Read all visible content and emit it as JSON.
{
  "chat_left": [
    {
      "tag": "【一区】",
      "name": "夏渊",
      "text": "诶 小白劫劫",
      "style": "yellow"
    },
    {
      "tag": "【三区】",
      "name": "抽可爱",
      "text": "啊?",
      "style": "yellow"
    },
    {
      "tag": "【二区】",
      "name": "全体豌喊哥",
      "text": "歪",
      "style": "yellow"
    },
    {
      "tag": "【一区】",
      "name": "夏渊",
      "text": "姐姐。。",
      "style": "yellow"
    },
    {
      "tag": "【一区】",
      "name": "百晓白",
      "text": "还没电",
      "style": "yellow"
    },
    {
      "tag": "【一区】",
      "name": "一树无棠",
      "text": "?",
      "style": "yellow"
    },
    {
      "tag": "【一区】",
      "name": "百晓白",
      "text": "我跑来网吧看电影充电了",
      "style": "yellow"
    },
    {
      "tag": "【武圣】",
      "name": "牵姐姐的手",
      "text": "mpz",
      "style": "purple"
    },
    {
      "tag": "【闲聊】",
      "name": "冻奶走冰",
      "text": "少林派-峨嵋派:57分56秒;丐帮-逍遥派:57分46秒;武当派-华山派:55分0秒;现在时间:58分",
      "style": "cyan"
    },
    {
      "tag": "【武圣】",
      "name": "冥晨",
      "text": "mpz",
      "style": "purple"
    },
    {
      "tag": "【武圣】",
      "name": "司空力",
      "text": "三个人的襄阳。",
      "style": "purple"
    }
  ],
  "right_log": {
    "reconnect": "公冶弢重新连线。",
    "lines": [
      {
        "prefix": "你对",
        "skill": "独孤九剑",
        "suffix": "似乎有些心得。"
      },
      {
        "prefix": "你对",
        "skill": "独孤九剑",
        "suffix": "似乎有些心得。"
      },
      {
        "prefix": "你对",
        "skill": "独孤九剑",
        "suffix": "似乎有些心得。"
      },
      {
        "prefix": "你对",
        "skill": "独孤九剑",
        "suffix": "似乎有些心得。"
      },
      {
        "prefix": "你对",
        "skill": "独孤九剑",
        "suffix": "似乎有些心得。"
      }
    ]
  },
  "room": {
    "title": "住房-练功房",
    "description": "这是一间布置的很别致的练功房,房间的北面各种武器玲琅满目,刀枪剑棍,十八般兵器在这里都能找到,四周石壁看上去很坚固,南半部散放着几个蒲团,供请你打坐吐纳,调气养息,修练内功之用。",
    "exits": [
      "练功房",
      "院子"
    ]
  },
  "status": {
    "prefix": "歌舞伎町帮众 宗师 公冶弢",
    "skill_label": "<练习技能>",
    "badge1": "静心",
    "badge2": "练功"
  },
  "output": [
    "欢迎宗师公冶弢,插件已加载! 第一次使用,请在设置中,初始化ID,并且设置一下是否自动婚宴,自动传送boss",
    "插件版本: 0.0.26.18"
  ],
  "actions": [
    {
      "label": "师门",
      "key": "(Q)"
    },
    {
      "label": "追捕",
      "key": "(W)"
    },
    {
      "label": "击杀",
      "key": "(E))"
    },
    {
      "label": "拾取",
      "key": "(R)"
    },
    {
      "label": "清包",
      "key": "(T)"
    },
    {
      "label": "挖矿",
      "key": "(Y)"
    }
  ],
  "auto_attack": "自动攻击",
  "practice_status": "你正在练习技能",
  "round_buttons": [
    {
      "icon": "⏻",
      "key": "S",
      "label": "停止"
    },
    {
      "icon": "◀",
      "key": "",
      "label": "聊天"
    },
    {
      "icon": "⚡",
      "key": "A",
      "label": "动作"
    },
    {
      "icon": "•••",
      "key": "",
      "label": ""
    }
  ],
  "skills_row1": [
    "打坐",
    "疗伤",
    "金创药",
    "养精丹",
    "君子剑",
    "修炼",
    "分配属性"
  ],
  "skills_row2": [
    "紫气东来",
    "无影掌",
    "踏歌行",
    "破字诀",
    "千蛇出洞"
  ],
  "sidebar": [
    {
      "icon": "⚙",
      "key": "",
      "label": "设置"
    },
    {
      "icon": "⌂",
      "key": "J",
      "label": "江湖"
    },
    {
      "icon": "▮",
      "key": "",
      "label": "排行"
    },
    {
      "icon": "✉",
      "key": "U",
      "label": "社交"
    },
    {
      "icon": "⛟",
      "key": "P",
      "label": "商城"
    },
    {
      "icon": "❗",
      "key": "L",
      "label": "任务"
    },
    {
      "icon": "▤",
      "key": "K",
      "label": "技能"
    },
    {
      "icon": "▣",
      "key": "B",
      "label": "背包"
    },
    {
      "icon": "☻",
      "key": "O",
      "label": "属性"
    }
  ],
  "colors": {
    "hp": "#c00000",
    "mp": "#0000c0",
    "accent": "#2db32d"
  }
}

=== Set exercise ===
Copy out the whole listing exactly.

=== Output ===
Read all visible content and emit it as JSON.
{
  "chat_left": [
    {
      "tag": "【一区】",
      "name": "夏渊",
      "text": "诶 小白劫劫",
      "style": "yellow"
    },
    {
      "tag": "【三区】",
      "name": "抽可爱",
      "text": "啊?",
      "style": "yellow"
    },
    {
      "tag": "【二区】",
      "name": "全体豌喊哥",
      "text": "歪",
      "style": "yellow"
    },
    {
      "tag": "【一区】",
      "name": "夏渊",
      "text": "姐姐。。",
      "style": "yellow"
    },
    {
      "tag": "【一区】",
      "name": "百晓白",
      "text": "还没电",
      "style": "yellow"
    },
    {
      "tag": "【一区】",
      "name": "一树无棠",
      "text": "?",
      "style": "yellow"
    },
    {
      "tag": "【一区】",
      "name": "百晓白",
      "text": "我跑来网吧看电影充电了",
      "style": "yellow"
    },
    {
      "tag": "【武圣】",
      "name": "牵姐姐的手",
      "text": "mpz",
      "style": "purple"
    },
    {
      "tag": "【闲聊】",
      "name": "冻奶走冰",
      "text": "少林派-峨嵋派:57分56秒;丐帮-逍遥派:57分46秒;武当派-华山派:55分0秒;现在时间:58分",
      "style": "cyan"
    },
    {
      "tag": "【武圣】",
      "name": "冥晨",
      "text": "mpz",
      "style": "purple"
    },
    {
      "tag": "【武圣】",
      "name": "司空力",
      "text": "三个人的襄阳。",
      "style": "purple"
    }
  ],
  "right_log": {
    "reconnect": "公冶弢重新连线。",
    "lines": [
      {
        "prefix": "你对",
        "skill": "独孤九剑",
        "suffix": "似乎有些心得。"
      },
      {
        "prefix": "你对",
        "skill": "独孤九剑",
        "suffix": "似乎有些心得。"
      },
      {
        "prefix": "你对",
        "skill": "独孤九剑",
        "suffix": "似乎有些心得。"
      },
      {
        "prefix": "你对",
        "skill": "独孤九剑",
        "suffix": "似乎有些心得。"
      },
      {
        "prefix": "你对",
        "skill": "独孤九剑",
        "suffix": "似乎有些心得。"
      }
    ]
  },
  "room": {
    "title": "住房-练功房",
    "description": "这是一间布置的很别致的练功房,房间的北面各种武器玲琅满目,刀枪剑棍,十八般兵器在这里都能找到,四周石壁看上去很坚固,南半部散放着几个蒲团,供请你打坐吐纳,调气养息,修练内功之用。",
    "exits": [
      "练功房",
      "院子"
    ]
  },
  "status": {
    "prefix": "歌舞伎町帮众 宗师 公冶弢",
    "skill_label": "<练习技能>",
    "badge1": "静心",
    "badge2": "练功"
  },
  "output": [
    "欢迎宗师公冶弢,插件已加载! 第一次使用,请在设置中,初始化ID,并且设置一下是否自动婚宴,自动传送boss",
    "插件版本: 0.0.26.18"
  ],
  "actions": [
    {
      "label": "师门",
      "key": "(Q)"
    },
    {
      "label": "追捕",
      "key": "(W)"
    },
    {
      "label": "击杀",
      "key": "(E))"
    },
    {
      "label": "拾取",
      "key": "(R)"
    },
    {
      "label": "清包",
      "key": "(T)"
    },
    {
      "label": "挖矿",
      "key": "(Y)"
    }
  ],
  "auto_attack": "自动攻击",
  "practice_status": "你正在练习技能",
  "round_buttons": [
    {
      "icon": "⏻",
      "key": "S",
      "label": "停止"
    },
    {
      "icon": "◀",
      "key": "",
      "label": "聊天"
    },
    {
      "icon": "⚡",
      "key": "A",
      "label": "动作"
    },
    {
      "icon": "•••",
      "key": "",
      "label": ""
    }
  ],
  "skills_row1": [
    "打坐",
    "疗伤",
    "金创药",
    "养精丹",
    "君子剑",
    "修炼",
    "分配属性"
  ],
  "skills_row2": [
    "紫气东来",
    "无影掌",
    "踏歌行",
    "破字诀",
    "千蛇出洞"
  ],
  "sidebar": [
    {
      "icon": "⚙",
      "key": "",
      "label": "设置"
    },
    {
      "icon": "⌂",
      "key": "J",
      "label": "江湖"
    },
    {
      "icon": "▮",
      "key": "",
      "label": "排行"
    },
    {
      "icon": "✉",
      "key": "U",
      "label": "社交"
    },
    {
      "icon": "⛟",
      "key": "P",
      "label": "商城"
    },
    {
      "icon": "❗",
      "key": "L",
      "label": "任务"
    },
    {
      "icon": "▤",
      "key": "K",
      "label": "技能"
    },
    {
      "icon": "▣",
      "key": "B",
      "label": "背包"
    },
    {
      "icon": "☻",
      "key": "O",
      "label": "属性"
    }
  ],
  "colors": {
    "hp": "#c00000",
    "mp": "#0000c0",
    "accent": "#2db32d"
  }
}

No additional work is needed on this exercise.